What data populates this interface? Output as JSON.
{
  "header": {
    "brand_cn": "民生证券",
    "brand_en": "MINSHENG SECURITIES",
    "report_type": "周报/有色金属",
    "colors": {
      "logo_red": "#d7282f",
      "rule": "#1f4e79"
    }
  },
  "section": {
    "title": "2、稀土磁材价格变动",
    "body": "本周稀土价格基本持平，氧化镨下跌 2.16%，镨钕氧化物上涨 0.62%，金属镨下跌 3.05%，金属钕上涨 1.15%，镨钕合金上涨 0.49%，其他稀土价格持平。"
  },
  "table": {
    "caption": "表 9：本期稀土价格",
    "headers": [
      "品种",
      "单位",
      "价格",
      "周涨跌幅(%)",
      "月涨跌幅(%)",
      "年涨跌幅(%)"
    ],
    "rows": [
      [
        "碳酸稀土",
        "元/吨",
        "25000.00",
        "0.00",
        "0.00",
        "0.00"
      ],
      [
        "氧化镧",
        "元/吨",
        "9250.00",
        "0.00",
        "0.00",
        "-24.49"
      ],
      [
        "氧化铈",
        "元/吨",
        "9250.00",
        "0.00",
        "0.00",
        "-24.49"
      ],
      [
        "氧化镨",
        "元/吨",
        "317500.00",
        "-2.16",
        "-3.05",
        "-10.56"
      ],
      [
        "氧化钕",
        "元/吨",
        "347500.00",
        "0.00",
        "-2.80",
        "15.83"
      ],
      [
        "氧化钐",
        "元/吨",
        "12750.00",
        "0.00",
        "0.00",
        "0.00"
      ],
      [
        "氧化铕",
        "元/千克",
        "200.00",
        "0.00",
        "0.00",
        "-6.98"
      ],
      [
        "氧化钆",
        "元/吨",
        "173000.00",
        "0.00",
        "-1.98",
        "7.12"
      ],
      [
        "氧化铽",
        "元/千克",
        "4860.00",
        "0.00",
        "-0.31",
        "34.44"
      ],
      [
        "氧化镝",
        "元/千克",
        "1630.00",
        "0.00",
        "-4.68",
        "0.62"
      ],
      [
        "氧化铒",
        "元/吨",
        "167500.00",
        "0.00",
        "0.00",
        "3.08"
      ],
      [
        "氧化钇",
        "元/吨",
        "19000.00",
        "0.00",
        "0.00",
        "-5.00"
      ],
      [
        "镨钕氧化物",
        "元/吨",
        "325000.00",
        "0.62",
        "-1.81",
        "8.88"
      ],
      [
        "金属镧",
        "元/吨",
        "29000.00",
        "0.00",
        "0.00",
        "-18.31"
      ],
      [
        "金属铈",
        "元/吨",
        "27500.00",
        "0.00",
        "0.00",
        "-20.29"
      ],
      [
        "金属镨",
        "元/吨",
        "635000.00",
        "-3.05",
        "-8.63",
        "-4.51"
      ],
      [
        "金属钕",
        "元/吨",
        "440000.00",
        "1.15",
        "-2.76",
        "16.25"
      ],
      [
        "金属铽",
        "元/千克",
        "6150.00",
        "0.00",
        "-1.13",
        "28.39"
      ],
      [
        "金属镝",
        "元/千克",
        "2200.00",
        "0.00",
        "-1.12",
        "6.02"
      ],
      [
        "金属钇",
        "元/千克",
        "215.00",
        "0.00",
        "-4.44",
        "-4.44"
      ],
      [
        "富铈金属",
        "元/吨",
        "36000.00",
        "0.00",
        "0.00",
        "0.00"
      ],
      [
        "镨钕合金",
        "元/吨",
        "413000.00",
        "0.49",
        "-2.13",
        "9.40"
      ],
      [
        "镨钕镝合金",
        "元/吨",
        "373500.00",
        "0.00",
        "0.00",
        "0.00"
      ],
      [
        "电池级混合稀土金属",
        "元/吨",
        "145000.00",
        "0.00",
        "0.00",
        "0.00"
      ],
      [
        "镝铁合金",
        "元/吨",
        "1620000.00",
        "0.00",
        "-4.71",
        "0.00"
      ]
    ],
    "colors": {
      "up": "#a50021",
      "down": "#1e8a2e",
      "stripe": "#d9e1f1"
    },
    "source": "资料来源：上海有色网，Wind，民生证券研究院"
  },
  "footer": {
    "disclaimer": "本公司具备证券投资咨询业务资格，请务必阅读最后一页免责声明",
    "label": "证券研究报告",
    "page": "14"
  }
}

#####

• GOAL
Your task is to extract all of the records exactly.

• FULL RESPONSE
What data populates this interface? Output as JSON.
{
  "header": {
    "brand_cn": "民生证券",
    "brand_en": "MINSHENG SECURITIES",
    "report_type": "周报/有色金属",
    "colors": {
      "logo_red": "#d7282f",
      "rule": "#1f4e79"
    }
  },
  "section": {
    "title": "2、稀土磁材价格变动",
    "body": "本周稀土价格基本持平，氧化镨下跌 2.16%，镨钕氧化物上涨 0.62%，金属镨下跌 3.05%，金属钕上涨 1.15%，镨钕合金上涨 0.49%，其他稀土价格持平。"
  },
  "table": {
    "caption": "表 9：本期稀土价格",
    "headers": [
      "品种",
      "单位",
      "价格",
      "周涨跌幅(%)",
      "月涨跌幅(%)",
      "年涨跌幅(%)"
    ],
    "rows": [
      [
        "碳酸稀土",
        "元/吨",
        "25000.00",
        "0.00",
        "0.00",
        "0.00"
      ],
      [
        "氧化镧",
        "元/吨",
        "9250.00",
        "0.00",
        "0.00",
        "-24.49"
      ],
      [
        "氧化铈",
        "元/吨",
        "9250.00",
        "0.00",
        "0.00",
        "-24.49"
      ],
      [
        "氧化镨",
        "元/吨",
        "317500.00",
        "-2.16",
        "-3.05",
        "-10.56"
      ],
      [
        "氧化钕",
        "元/吨",
        "347500.00",
        "0.00",
        "-2.80",
        "15.83"
      ],
      [
        "氧化钐",
        "元/吨",
        "12750.00",
        "0.00",
        "0.00",
        "0.00"
      ],
      [
        "氧化铕",
        "元/千克",
        "200.00",
        "0.00",
        "0.00",
        "-6.98"
      ],
      [
        "氧化钆",
        "元/吨",
        "173000.00",
        "0.00",
        "-1.98",
        "7.12"
      ],
      [
        "氧化铽",
        "元/千克",
        "4860.00",
        "0.00",
        "-0.31",
        "34.44"
      ],
      [
        "氧化镝",
        "元/千克",
        "1630.00",
        "0.00",
        "-4.68",
        "0.62"
      ],
      [
        "氧化铒",
        "元/吨",
        "167500.00",
        "0.00",
        "0.00",
        "3.08"
      ],
      [
        "氧化钇",
        "元/吨",
        "19000.00",
        "0.00",
        "0.00",
        "-5.00"
      ],
      [
        "镨钕氧化物",
        "元/吨",
        "325000.00",
        "0.62",
        "-1.81",
        "8.88"
      ],
      [
        "金属镧",
        "元/吨",
        "29000.00",
        "0.00",
        "0.00",
        "-18.31"
      ],
      [
        "金属铈",
        "元/吨",
        "27500.00",
        "0.00",
        "0.00",
        "-20.29"
      ],
      [
        "金属镨",
        "元/吨",
        "635000.00",
        "-3.05",
        "-8.63",
        "-4.51"
      ],
      [
        "金属钕",
        "元/吨",
        "440000.00",
        "1.15",
        "-2.76",
        "16.25"
      ],
      [
        "金属铽",
        "元/千克",
        "6150.00",
        "0.00",
        "-1.13",
        "28.39"
      ],
      [
        "金属镝",
        "元/千克",
        "2200.00",
        "0.00",
        "-1.12",
        "6.02"
      ],
      [
        "金属钇",
        "元/千克",
        "215.00",
        "0.00",
        "-4.44",
        "-4.44"
      ],
      [
        "富铈金属",
        "元/吨",
        "36000.00",
        "0.00",
        "0.00",
        "0.00"
      ],
      [
        "镨钕合金",
        "元/吨",
        "413000.00",
        "0.49",
        "-2.13",
        "9.40"
      ],
      [
        "镨钕镝合金",
        "元/吨",
        "373500.00",
        "0.00",
        "0.00",
        "0.00"
      ],
      [
        "电池级混合稀土金属",
        "元/吨",
        "145000.00",
        "0.00",
        "0.00",
        "0.00"
      ],
      [
        "镝铁合金",
        "元/吨",
        "1620000.00",
        "0.00",
        "-4.71",
        "0.00"
      ]
    ],
    "colors": {
      "up": "#a50021",
      "down": "#1e8a2e",
      "stripe": "#d9e1f1"
    },
    "source": "资料来源：上海有色网，Wind，民生证券研究院"
  },
  "footer": {
    "disclaimer": "本公司具备证券投资咨询业务资格，请务必阅读最后一页免责声明",
    "label": "证券研究报告",
    "page": "14"
  }
}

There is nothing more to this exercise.